→ **YOUR TASK**
Lines containing the word "content" are the ones to copy from the records below.

>> START RECORDS SHOWN

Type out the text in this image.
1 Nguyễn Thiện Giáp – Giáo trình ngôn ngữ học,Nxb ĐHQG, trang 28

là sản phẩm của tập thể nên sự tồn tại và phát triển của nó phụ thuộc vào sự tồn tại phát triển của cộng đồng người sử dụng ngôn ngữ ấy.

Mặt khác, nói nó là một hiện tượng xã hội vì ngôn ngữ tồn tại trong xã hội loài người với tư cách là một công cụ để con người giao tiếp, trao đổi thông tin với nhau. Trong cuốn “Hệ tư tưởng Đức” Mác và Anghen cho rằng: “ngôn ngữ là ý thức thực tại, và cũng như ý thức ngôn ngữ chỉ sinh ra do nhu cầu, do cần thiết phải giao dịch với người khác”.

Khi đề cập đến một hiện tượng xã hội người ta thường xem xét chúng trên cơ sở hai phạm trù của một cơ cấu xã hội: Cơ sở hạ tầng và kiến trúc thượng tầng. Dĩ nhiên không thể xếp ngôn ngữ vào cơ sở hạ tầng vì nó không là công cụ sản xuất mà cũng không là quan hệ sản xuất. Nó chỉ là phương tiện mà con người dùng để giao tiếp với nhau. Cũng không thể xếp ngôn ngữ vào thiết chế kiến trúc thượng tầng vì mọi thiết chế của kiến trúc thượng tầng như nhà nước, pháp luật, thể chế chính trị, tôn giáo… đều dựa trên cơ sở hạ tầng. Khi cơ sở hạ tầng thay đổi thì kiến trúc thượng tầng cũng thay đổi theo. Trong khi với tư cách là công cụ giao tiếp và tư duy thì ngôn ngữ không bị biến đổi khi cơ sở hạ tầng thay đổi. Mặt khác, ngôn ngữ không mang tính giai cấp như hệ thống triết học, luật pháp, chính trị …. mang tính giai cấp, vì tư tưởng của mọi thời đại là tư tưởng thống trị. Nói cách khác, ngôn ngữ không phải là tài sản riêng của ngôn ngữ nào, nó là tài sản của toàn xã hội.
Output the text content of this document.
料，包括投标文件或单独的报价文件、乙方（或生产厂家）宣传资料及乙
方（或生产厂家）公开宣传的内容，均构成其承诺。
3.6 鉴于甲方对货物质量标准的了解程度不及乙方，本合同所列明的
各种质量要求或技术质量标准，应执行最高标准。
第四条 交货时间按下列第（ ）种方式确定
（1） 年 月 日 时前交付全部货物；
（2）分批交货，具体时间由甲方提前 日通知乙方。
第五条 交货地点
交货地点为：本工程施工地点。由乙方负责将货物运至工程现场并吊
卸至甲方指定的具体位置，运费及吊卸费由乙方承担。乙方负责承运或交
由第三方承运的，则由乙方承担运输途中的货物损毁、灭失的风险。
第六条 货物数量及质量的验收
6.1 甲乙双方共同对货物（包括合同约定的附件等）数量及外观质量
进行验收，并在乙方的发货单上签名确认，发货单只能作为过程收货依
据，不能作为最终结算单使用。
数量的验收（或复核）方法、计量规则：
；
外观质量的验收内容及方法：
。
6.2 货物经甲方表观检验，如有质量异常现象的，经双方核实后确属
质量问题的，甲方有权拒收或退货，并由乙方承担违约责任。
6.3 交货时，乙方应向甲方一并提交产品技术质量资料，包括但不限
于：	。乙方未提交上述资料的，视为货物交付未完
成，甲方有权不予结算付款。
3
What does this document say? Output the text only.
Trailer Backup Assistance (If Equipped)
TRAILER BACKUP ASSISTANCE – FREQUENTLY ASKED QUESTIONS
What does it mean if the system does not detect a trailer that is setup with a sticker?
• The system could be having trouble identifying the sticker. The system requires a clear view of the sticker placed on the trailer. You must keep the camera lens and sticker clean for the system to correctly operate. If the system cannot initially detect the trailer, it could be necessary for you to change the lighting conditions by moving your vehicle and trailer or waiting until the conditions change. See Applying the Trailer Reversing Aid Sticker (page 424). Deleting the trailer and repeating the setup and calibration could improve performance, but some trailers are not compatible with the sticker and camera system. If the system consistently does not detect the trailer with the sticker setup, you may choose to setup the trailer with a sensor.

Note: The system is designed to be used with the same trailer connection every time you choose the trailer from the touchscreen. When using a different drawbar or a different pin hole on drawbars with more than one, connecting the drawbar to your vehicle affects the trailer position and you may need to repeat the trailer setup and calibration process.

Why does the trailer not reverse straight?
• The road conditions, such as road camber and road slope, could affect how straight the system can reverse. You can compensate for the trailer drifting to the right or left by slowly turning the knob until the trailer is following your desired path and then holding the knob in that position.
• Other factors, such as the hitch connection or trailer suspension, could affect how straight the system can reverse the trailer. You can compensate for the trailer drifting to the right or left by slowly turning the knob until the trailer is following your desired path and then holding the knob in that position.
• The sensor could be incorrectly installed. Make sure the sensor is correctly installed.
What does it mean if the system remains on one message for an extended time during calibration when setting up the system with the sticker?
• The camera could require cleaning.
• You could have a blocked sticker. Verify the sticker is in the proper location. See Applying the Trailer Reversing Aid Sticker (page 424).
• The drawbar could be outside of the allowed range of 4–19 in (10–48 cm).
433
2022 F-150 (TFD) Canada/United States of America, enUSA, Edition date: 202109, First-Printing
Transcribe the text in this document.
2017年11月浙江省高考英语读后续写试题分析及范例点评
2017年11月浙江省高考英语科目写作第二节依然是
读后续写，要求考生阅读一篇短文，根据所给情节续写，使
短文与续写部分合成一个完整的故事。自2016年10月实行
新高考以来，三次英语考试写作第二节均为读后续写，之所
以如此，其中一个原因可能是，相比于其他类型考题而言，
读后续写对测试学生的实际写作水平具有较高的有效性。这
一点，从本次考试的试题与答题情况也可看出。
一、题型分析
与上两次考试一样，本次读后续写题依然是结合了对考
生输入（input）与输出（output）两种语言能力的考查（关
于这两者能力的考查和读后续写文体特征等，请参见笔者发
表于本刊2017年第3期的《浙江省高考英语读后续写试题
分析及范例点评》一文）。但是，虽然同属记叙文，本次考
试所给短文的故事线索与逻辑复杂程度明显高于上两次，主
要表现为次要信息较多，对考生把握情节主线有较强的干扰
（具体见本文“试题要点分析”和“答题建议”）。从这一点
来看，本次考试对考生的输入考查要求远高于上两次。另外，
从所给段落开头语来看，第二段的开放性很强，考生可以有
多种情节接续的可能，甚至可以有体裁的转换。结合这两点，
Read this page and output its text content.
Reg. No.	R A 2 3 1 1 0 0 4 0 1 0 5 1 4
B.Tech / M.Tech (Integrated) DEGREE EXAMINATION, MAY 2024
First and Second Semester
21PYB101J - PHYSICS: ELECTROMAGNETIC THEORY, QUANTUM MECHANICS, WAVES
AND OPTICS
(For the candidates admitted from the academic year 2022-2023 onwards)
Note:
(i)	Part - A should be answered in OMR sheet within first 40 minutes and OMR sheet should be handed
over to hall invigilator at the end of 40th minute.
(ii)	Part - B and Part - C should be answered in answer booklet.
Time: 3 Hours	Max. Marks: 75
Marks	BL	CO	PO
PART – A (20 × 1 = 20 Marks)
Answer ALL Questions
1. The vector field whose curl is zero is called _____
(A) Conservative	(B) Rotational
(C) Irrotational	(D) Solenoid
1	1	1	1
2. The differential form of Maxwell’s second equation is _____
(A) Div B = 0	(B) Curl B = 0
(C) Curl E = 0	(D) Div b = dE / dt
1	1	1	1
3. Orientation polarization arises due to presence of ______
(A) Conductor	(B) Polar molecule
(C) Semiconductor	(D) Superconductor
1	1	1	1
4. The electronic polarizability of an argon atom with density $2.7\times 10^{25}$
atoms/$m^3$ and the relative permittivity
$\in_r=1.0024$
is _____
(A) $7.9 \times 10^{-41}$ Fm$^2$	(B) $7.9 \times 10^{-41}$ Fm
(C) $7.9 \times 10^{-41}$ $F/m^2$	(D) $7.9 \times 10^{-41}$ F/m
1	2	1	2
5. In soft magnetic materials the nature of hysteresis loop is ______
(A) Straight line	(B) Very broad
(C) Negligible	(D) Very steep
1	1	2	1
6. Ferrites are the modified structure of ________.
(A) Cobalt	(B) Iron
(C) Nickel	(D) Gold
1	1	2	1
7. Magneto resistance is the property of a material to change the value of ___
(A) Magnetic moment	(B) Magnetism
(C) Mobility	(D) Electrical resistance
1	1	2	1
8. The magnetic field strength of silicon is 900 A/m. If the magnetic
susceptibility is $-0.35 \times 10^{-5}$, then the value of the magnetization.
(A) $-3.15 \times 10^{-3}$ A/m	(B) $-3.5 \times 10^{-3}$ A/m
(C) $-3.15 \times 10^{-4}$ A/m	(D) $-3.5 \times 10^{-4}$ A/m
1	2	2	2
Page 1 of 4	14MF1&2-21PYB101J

>> END RECORDS SHOWN

→ **WRITTEN RESPONSE**
Output the text content of this document.
Read this page and output its text content.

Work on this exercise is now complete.